§ **Problem statement**
Select and reproduce each line of the listing below that bears the string "results".

§ **Dataset records**
:::::
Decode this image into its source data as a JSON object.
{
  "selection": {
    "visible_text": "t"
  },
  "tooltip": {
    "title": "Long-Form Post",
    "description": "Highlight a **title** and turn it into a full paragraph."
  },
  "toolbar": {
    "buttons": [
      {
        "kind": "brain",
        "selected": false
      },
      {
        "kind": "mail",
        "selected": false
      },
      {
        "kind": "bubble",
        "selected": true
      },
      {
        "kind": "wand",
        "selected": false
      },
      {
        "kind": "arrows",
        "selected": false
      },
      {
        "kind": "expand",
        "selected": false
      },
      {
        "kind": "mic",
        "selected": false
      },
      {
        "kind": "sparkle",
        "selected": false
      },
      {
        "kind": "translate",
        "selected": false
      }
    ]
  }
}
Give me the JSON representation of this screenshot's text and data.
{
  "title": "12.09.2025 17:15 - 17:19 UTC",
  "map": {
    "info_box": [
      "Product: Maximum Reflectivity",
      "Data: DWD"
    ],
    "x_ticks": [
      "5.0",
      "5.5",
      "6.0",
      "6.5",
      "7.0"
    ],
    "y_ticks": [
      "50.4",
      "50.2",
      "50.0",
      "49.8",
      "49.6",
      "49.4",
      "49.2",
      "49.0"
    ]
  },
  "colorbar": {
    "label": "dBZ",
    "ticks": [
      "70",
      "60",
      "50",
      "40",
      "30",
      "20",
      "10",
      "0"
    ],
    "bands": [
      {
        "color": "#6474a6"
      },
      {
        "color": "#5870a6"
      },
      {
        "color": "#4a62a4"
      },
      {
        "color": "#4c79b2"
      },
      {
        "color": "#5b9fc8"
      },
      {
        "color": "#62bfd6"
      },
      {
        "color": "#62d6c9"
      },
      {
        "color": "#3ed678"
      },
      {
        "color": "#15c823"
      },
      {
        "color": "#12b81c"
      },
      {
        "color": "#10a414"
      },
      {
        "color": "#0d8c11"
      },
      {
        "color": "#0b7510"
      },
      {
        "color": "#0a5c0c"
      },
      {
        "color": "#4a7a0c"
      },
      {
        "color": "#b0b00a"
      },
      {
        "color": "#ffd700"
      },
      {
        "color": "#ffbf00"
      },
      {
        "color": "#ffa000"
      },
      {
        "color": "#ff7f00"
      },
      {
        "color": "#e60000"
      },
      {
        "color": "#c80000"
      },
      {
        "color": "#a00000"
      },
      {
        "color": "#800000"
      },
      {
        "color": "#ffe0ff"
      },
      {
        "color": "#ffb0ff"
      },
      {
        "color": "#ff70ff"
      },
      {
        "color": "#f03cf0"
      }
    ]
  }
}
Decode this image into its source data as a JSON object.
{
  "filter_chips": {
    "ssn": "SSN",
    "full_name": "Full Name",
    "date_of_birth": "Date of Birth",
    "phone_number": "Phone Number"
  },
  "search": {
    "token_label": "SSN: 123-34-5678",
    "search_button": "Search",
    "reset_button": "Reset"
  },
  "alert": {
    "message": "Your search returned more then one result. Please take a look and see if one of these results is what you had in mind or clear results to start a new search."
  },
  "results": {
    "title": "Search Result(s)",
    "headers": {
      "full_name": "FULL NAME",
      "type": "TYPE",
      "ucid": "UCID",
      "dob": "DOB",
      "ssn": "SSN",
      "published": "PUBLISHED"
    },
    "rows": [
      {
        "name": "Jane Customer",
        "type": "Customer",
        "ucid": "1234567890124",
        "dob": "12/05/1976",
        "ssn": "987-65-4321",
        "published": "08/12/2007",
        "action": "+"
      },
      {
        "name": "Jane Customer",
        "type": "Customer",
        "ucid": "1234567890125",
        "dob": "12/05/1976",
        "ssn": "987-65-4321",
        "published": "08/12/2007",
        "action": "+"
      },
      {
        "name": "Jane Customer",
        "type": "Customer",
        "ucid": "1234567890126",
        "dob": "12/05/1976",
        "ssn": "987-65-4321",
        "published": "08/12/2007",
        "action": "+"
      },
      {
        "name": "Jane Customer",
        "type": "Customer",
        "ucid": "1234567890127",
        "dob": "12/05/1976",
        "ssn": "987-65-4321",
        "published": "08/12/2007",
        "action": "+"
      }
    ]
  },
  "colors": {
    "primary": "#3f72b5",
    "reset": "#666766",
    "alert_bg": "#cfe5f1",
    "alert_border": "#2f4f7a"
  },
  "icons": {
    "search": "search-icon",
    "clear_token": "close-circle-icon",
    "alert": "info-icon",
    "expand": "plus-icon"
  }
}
:::::
§ **Correct answer**
    "message": "Your search returned more then one result. Please take a look and see if one of these results is what you had in mind or clear results to start a new search."
  "results": {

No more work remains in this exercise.